Aufgabe 1:
Welcher Sektor muss laut dem Lesetext die Grundlage für politische Gegenstrategien schaffen?
Aufgabe 2:
Fasse den Absatz des Lesetexts, der mit „Die beiden wichtigsten Strategien“ beginnt, als Liste zusammen und behalte dabei seine wichtigsten Aussagen bei.
Aufgabe 3:
Führe den Lesetext über Strategien gegen den Rechtsruck nach seinem letzten Satz weiter.

Lesetext:

+ + + + +

Im abschließenden Teil wird auf der Basis der Ergebnisse der vorherigen Beiträge die Perspektive auf die Frage politischer Gegenstrategien erweitert. Die Grundthese lautet: „Die Grundlage hierfür muss insbesondere der Bildungssektor schaffen, der möglichst allen Menschen ein vertieftes Verständnis moderner Gesellschaften, ihrer Widersprüche, Ambivalenzen und Zumutungen ermöglichen sollte, anstatt erst punktuell zu intervenieren, wenn sich rechtsextreme Szenen oder gar ‚national befreite Zonen‘ verfestigen.“ (10)

Die beiden wichtigsten Strategien bestehen darin, einerseits rechte Propaganda als solche zu bezeichnen und argumentativ zurückzuweisen und sich andererseits die Themen der öffentlichen und politischen Debatte nicht von rechten Akteur_innen aufzwingen zu lassen. Stattdessen sollten Themen wie Wohnungsbaupolitik, Arbeitsmarktpolitik, Steuer- und Bildungspolitik in den Vordergrund gerückt werden. Dann würde deutlich, dass die AfD und andere rechte Gruppen zu diesen Fragen nichts beizutragen haben und ihre Attraktivität dürfte nachlassen. (216)

Die hier gut herausgearbeiteten Thesen der politischen und pädagogischen Strategien gegen den Rechtsruck bedürfen allerdings aus meiner Sicht einiger Ergänzungen. Seit Ende der 1980er Jahre exstieren im britischen Raum gewinnbringende Ansätze einer antiracist education (Troyna 1987), die durch Epstein und Gillborn (Quehl 2000) weiterentwickelt wurden und die auf die gesellschaftspolitischen Verhältnisse in der BRD übertragen werden sollten. Diese Ansätze blieben bisher jedoch Randerscheinungen in der politischen Bildungsarbeit. Weiterhin ist die Befähigung im Umgang mit kulturellen Differenzen im pädagogischen Alltag zu betonen (Prengel 1995, Holzbrecher 1997, Auernheimer 2001), die bislang auch ein Nischendasein fristet. Multiperspektivische Bildung in der Schule (Reich/Holzbrecher/Roth 2000, Gillborn 2000), vor allem angewandt im interreligiösen Unterricht, ist bislang keine weit verbreitete Alternative in der Bildungspolitik.

+ + + + +

Ausgewählte Einträge:

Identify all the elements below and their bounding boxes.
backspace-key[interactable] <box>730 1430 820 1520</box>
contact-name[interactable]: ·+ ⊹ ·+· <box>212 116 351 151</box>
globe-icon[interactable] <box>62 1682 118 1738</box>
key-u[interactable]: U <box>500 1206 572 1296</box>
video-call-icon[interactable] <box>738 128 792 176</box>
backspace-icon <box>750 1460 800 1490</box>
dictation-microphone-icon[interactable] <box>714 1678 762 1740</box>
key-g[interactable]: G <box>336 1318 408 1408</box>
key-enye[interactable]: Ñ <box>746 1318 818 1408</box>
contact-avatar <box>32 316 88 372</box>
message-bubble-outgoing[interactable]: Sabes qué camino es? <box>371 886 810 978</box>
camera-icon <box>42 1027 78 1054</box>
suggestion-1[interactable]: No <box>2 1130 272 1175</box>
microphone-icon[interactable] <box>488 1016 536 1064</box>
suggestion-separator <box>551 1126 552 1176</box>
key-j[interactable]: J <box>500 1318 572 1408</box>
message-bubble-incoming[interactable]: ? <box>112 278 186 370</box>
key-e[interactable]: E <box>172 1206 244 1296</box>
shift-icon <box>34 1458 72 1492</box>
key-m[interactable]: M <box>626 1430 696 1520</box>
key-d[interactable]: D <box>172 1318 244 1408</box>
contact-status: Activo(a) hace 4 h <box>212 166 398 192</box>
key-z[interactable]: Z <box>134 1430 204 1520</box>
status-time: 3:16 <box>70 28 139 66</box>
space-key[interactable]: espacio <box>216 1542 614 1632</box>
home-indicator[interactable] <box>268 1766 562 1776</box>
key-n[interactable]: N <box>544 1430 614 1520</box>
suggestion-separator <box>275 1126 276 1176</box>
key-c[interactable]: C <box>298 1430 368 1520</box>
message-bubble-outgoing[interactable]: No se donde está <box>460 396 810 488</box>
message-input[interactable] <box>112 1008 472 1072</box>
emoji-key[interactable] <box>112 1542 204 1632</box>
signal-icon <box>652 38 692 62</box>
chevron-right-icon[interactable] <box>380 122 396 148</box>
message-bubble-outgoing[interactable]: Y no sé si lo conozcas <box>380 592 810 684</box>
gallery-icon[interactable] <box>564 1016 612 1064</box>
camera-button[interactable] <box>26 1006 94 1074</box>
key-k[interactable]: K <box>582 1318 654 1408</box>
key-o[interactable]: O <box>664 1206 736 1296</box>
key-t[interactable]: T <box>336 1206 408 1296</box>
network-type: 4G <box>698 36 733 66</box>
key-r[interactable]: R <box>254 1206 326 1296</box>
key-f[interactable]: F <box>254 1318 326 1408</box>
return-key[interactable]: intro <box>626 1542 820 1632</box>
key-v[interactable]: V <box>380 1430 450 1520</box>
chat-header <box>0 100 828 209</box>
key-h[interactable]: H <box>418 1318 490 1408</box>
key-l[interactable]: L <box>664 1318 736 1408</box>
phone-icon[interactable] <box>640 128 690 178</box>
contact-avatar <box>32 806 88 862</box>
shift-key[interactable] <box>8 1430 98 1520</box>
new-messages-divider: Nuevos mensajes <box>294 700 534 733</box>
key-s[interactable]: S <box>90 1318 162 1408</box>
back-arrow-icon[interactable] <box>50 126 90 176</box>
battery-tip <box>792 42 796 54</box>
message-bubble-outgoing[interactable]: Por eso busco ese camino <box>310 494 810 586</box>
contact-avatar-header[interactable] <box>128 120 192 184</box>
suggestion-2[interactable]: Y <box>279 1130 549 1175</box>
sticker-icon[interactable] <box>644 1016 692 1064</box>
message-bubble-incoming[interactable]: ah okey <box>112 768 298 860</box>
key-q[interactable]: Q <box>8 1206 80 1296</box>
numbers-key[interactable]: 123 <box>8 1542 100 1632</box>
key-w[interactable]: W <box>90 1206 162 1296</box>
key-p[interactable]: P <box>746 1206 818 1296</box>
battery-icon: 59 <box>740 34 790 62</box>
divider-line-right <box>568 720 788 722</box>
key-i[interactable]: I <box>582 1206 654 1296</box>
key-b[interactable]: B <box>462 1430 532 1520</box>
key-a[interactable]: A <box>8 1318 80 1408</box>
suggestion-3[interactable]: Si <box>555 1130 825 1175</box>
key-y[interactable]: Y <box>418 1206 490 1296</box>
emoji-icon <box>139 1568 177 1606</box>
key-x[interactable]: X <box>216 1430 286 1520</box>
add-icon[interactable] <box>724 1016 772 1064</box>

+ + + + +

Deine Antwort 1:
Der Bildungssektor.

Deine Antwort 2:
- Rechte Propaganda als solche bezeichnen und argumentativ zurückweisen.
- Sich die Themen der öffentlichen und politischen Debatte nicht von rechten Akteur_innen aufzwingen lassen.
- Stattdessen Wohnungsbau-, Arbeitsmarkt-, Steuer- und Bildungspolitik in den Vordergrund rücken.
- Dadurch würde deutlich, dass die AfD und andere rechte Gruppen zu diesen Fragen nichts beizutragen haben, und ihre Attraktivität dürfte nachlassen.

Deine Antwort 3:
Die diskutierten Gegenstrategien beschränken sich dabei auf die Bereiche der Bildung und der Politik. Ökonomische Ansätze wie die Abkehr vom Neoliberalismus, wo ein Kampf aller gegen alle herrscht und Solidarität nicht zählt, und das Versagen des Sozialstaates fehlen hier komplett. Dass es Überschneidungen zwischen der neoliberalen und der extrem rechten Ideologie in Form des Sozialdarwinismus gibt, wird ebenfalls nicht näher thematisiert.

Insgesamt gesehen bietet das Buch aber eine Auseinandersetzung mit dem Rechtsruck in der Bundesrepublik der letzten Jahre auf hohem Niveau. Klar gegliedert, argumentativ und mit viel Hintergrundwissen ausgestattet, ist die Anschaffung dieses Sammelbandes zu empfehlen.

Björn Milbradt, Floris Biskamp, Yvonne Albrecht, Lukas Kiepe (Hg.)
Ruck nach rechts?
Rechtspopulismus, Rechtsextremismus und die Frage nach Gegenstrategien
Opladen/Berlin/Toronto: Verlag Barbara Budrich 2017
220 Seiten, 24,90 Euro.

 

Zusätzliche Literatur

Auernheimer, G. (Hg.) 2001: Interkulturalität im Arbeitsfeld Schule. Empirische Untersuchungen über Lehrer und Schüler. Interkulturelle Studien 8. Opladen.

Gillborn, D. 2000: Rassismus, Identität und Moderne: Pluralismus, moralischer Antirassismus und modellierbare Ethnizität. In: Quehl, T. (Hg.), Schule ist keine Insel. Britische Perspektiven antirassistischer Pädagogik. Münster, 72-96.

Holzbrecher, A. 1997: Wahrnehmung des Anderen. Zur Didaktik interkulturellen Lernens. Opladen.
Prengel, A. 1995: Pädagogik der Vielfalt. Verschiedenheit und Gleichberechtigung in Interkultureller, Feministischer und Integrativer Pädagogik, 2. Auflage, Opladen.

Reich, H. H./Holzbrecher, A./Roth, H.-J. (Hg.) 2000: Fachdidaktik interkulturell. Ein Handbuch. Opladen.

Troyna, B. 1987: Beyond Multiculturalism: towards the enactment of anti-racist education in policy, provision and pedagogy. In: Oxford Review of Education, Vol 13, No.3, S. 307ff.

Dr. Michael Lausberg ist Mitarbeiter des DISS.